(Stored data)
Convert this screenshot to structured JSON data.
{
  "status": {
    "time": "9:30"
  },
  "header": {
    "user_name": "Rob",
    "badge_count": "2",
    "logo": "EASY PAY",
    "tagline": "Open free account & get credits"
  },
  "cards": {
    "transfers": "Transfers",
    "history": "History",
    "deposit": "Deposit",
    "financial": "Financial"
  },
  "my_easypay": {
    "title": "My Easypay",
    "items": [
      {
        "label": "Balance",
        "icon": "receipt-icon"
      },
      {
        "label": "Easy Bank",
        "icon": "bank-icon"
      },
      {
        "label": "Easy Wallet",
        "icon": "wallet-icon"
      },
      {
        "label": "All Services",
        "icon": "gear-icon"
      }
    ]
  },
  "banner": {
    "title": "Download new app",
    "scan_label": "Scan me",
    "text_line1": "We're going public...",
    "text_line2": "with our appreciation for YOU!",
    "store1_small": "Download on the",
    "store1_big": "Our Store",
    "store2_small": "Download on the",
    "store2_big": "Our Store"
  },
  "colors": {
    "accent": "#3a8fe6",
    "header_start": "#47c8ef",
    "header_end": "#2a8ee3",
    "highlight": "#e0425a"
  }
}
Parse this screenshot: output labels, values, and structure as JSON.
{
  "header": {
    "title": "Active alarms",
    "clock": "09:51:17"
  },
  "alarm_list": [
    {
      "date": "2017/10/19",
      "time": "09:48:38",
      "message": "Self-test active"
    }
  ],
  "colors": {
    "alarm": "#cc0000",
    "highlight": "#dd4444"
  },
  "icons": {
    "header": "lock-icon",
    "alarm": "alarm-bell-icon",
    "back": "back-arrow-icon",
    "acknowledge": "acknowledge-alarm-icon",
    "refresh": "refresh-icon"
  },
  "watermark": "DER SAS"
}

Given request: Nothing should be left out: repeat all of the data exactly.

The completed task:
Convert this screenshot to structured JSON data.
{
  "status": {
    "time": "9:30"
  },
  "header": {
    "user_name": "Rob",
    "badge_count": "2",
    "logo": "EASY PAY",
    "tagline": "Open free account & get credits"
  },
  "cards": {
    "transfers": "Transfers",
    "history": "History",
    "deposit": "Deposit",
    "financial": "Financial"
  },
  "my_easypay": {
    "title": "My Easypay",
    "items": [
      {
        "label": "Balance",
        "icon": "receipt-icon"
      },
      {
        "label": "Easy Bank",
        "icon": "bank-icon"
      },
      {
        "label": "Easy Wallet",
        "icon": "wallet-icon"
      },
      {
        "label": "All Services",
        "icon": "gear-icon"
      }
    ]
  },
  "banner": {
    "title": "Download new app",
    "scan_label": "Scan me",
    "text_line1": "We're going public...",
    "text_line2": "with our appreciation for YOU!",
    "store1_small": "Download on the",
    "store1_big": "Our Store",
    "store2_small": "Download on the",
    "store2_big": "Our Store"
  },
  "colors": {
    "accent": "#3a8fe6",
    "header_start": "#47c8ef",
    "header_end": "#2a8ee3",
    "highlight": "#e0425a"
  }
}
Parse this screenshot: output labels, values, and structure as JSON.
{
  "header": {
    "title": "Active alarms",
    "clock": "09:51:17"
  },
  "alarm_list": [
    {
      "date": "2017/10/19",
      "time": "09:48:38",
      "message": "Self-test active"
    }
  ],
  "colors": {
    "alarm": "#cc0000",
    "highlight": "#dd4444"
  },
  "icons": {
    "header": "lock-icon",
    "alarm": "alarm-bell-icon",
    "back": "back-arrow-icon",
    "acknowledge": "acknowledge-alarm-icon",
    "refresh": "refresh-icon"
  },
  "watermark": "DER SAS"
}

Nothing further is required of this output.